[Saved data entries]

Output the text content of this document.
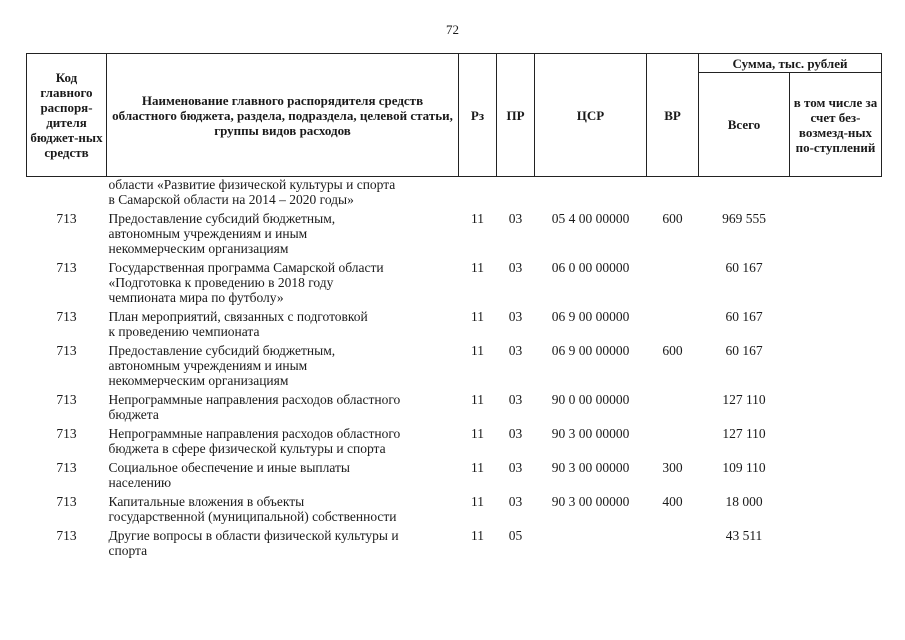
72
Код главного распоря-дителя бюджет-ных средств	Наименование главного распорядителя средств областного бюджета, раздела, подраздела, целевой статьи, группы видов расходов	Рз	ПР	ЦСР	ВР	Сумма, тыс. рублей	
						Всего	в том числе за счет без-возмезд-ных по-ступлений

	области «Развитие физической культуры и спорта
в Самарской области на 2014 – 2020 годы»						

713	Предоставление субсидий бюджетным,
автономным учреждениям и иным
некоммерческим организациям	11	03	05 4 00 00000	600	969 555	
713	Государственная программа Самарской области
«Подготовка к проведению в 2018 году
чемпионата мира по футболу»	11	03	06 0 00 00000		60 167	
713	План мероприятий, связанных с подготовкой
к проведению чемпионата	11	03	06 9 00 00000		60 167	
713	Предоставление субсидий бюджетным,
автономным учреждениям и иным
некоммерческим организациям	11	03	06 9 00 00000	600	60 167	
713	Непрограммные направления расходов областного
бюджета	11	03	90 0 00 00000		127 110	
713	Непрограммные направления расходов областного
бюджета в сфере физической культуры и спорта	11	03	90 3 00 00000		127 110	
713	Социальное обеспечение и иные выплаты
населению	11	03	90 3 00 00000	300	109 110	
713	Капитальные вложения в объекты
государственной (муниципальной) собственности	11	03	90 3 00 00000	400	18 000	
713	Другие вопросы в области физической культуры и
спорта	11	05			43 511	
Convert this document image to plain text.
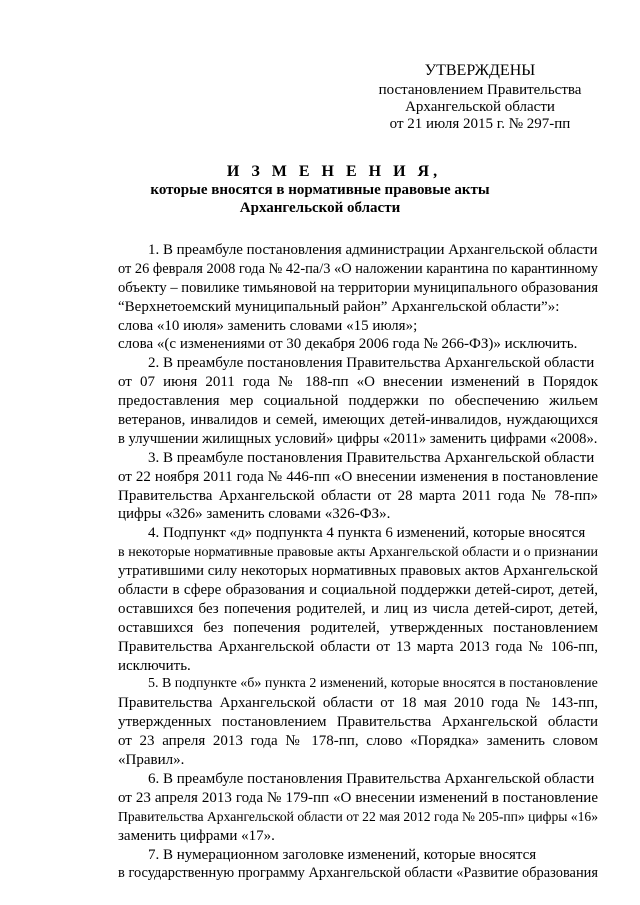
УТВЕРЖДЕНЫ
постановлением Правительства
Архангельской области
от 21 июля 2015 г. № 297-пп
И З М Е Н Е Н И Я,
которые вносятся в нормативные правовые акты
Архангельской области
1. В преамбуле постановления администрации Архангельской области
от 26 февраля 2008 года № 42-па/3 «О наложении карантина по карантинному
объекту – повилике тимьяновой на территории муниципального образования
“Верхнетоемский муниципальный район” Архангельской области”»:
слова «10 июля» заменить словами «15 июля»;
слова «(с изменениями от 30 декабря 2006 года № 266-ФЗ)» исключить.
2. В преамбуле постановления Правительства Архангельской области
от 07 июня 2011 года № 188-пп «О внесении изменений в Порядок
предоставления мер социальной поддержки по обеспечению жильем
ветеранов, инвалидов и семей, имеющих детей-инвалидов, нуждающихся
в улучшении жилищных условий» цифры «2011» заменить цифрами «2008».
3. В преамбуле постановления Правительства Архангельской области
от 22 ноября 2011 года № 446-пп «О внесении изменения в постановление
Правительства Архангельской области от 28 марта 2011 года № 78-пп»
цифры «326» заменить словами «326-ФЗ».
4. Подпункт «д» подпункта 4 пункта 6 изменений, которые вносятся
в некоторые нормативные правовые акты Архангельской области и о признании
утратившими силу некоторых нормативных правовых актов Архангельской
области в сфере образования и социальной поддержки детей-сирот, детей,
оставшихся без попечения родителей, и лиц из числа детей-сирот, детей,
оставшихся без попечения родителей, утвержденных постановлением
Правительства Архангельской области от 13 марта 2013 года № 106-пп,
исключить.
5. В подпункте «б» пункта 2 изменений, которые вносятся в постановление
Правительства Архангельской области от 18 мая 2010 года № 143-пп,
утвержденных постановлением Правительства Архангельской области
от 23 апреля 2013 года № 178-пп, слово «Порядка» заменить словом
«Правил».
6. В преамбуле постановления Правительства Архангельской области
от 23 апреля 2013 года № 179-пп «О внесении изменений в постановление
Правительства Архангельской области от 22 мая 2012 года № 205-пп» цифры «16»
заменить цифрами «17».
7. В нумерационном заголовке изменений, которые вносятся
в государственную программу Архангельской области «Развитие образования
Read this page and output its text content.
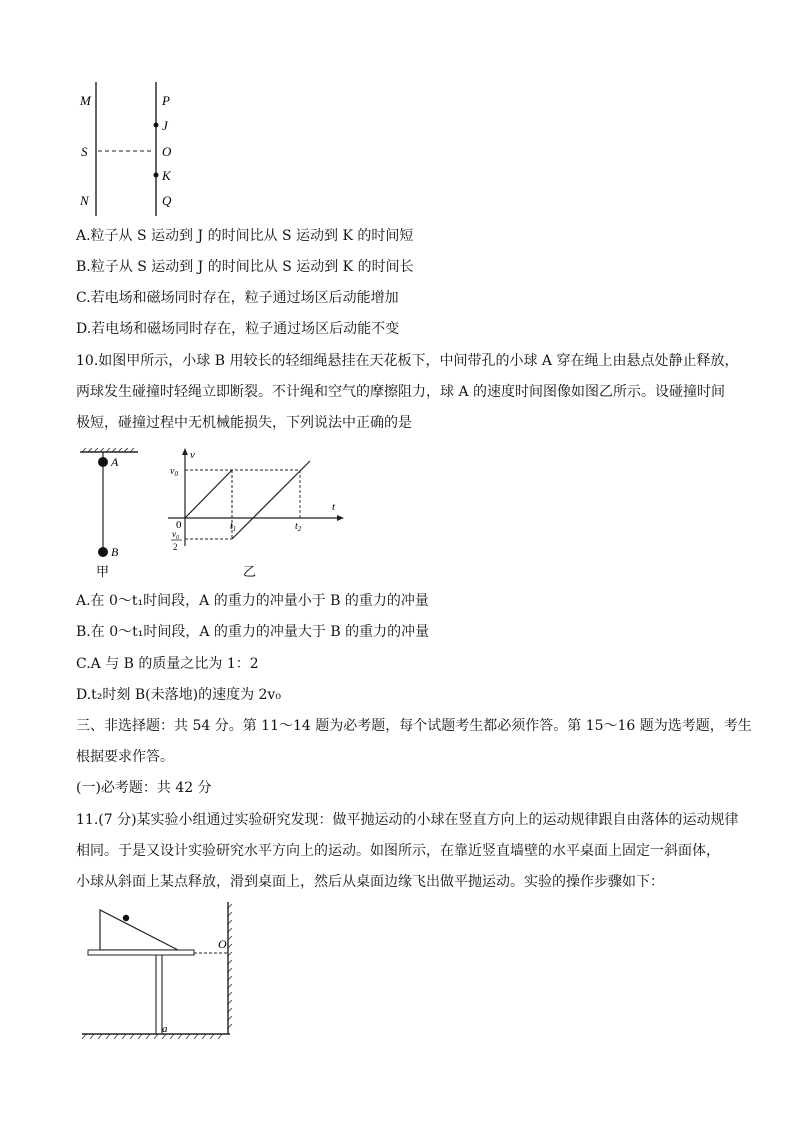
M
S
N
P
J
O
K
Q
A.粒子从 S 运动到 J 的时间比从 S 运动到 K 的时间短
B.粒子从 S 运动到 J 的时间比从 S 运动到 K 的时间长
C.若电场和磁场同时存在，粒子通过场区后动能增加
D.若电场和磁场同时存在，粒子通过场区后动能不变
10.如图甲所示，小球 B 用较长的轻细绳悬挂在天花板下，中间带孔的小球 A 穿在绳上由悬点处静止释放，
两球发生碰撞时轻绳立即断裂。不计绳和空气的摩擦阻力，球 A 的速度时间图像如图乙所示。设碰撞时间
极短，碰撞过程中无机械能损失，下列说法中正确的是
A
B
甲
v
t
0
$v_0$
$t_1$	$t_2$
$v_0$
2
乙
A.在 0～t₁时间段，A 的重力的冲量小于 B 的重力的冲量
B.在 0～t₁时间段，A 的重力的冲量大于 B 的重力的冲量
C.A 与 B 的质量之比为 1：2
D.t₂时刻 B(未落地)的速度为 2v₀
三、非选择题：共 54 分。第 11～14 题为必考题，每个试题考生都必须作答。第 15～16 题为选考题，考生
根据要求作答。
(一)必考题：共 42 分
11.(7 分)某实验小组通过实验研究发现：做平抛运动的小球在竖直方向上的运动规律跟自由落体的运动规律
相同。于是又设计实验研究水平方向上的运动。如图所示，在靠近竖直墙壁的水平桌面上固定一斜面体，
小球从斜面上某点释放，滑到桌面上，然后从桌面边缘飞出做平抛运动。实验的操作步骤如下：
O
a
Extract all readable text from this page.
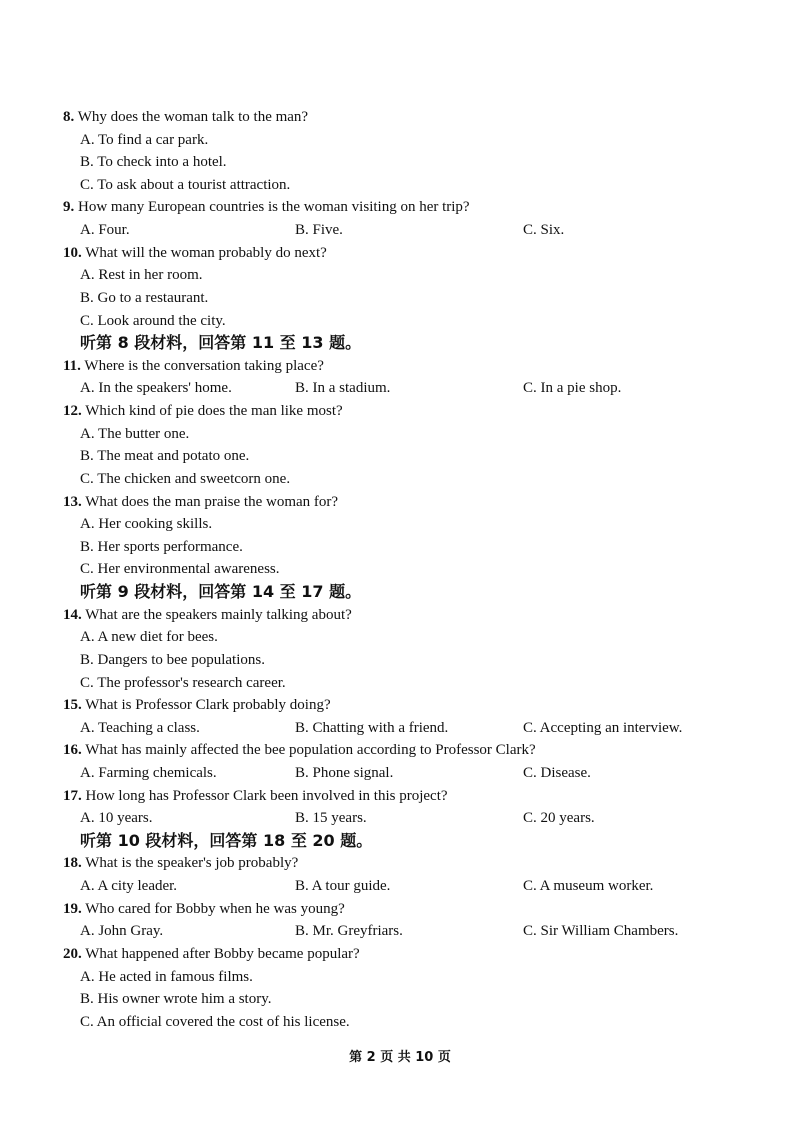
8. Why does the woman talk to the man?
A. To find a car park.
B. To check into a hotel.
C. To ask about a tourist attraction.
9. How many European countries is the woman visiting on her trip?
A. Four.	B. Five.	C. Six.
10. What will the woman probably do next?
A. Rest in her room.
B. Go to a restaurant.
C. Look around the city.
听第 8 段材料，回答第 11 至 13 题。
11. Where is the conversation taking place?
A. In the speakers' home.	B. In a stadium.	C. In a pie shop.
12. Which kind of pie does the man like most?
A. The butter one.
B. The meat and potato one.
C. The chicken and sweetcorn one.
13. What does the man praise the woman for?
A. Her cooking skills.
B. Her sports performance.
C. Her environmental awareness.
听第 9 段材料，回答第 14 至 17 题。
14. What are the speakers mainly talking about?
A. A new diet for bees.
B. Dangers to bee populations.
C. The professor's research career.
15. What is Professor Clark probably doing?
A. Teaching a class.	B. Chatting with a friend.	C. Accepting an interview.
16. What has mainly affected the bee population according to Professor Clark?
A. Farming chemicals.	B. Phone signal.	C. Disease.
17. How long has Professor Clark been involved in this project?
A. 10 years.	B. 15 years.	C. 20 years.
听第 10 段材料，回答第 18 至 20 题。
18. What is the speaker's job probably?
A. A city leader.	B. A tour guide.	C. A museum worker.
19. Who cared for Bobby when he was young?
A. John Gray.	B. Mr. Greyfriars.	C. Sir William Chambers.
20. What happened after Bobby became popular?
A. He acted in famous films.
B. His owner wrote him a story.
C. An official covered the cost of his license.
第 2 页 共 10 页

# Goal
Extract each line from the entries above that contains the string "внесении".

# In response
от 07 июня 2011 года № 188-пп «О внесении изменений в Порядок
от 22 ноября 2011 года № 446-пп «О внесении изменения в постановление
от 23 апреля 2013 года № 179-пп «О внесении изменений в постановление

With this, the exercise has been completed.